» **TASK OBJECTIVE**
Reproduce every record below exactly as written, but leave out any pictures.
============================================================
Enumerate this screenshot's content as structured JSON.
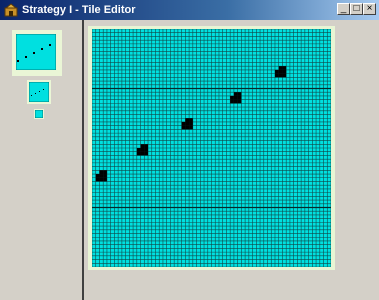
{
  "window": {
    "title": "Strategy I - Tile Editor",
    "icon": "app-icon",
    "controls": {
      "minimize": "_",
      "maximize": "□",
      "close": "×"
    }
  },
  "colors": {
    "title_bar": "#0a246a",
    "window_bg": "#d4d0c8",
    "tile_cyan": "#00e0e0",
    "grid_line": "#104848",
    "frame_bg": "#e8f5d4",
    "pixel_on": "#000000"
  },
  "sidebar": {
    "previews": [
      "preview-large",
      "preview-medium",
      "preview-small"
    ]
  },
  "editor": {
    "grid_cells": 64,
    "filled_blocks": [
      {
        "col": 1,
        "row": 38,
        "cols": 3,
        "rows": 3
      },
      {
        "col": 12,
        "row": 31,
        "cols": 3,
        "rows": 3
      },
      {
        "col": 24,
        "row": 24,
        "cols": 3,
        "rows": 3
      },
      {
        "col": 37,
        "row": 17,
        "cols": 3,
        "rows": 3
      },
      {
        "col": 49,
        "row": 10,
        "cols": 3,
        "rows": 3
      }
    ]
  }
}
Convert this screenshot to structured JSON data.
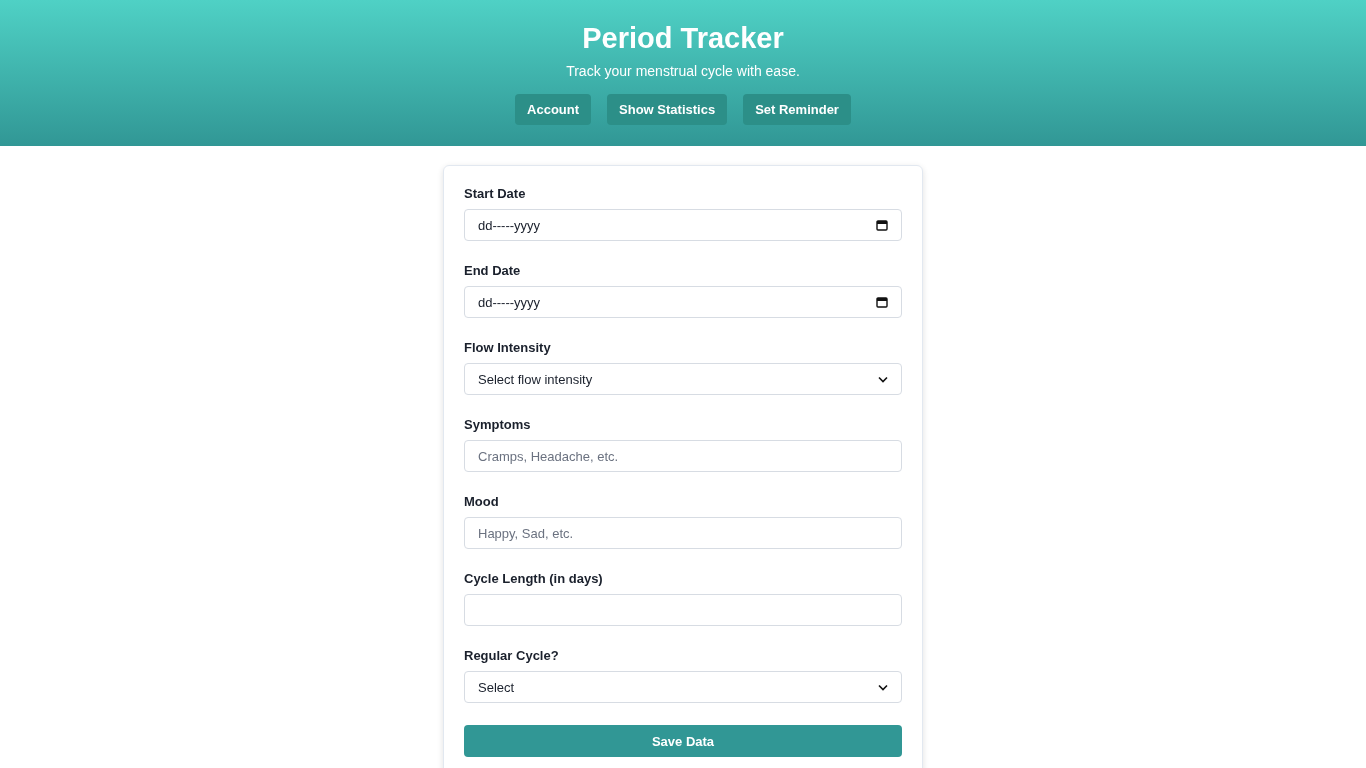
============================================================
» **EXERCISE ANSWER**
Enumerate this screenshot's content as structured JSON.
{
  "window": {
    "title": "Strategy I - Tile Editor",
    "icon": "app-icon",
    "controls": {
      "minimize": "_",
      "maximize": "□",
      "close": "×"
    }
  },
  "colors": {
    "title_bar": "#0a246a",
    "window_bg": "#d4d0c8",
    "tile_cyan": "#00e0e0",
    "grid_line": "#104848",
    "frame_bg": "#e8f5d4",
    "pixel_on": "#000000"
  },
  "sidebar": {
    "previews": [
      "preview-large",
      "preview-medium",
      "preview-small"
    ]
  },
  "editor": {
    "grid_cells": 64,
    "filled_blocks": [
      {
        "col": 1,
        "row": 38,
        "cols": 3,
        "rows": 3
      },
      {
        "col": 12,
        "row": 31,
        "cols": 3,
        "rows": 3
      },
      {
        "col": 24,
        "row": 24,
        "cols": 3,
        "rows": 3
      },
      {
        "col": 37,
        "row": 17,
        "cols": 3,
        "rows": 3
      },
      {
        "col": 49,
        "row": 10,
        "cols": 3,
        "rows": 3
      }
    ]
  }
}
Convert this screenshot to structured JSON data.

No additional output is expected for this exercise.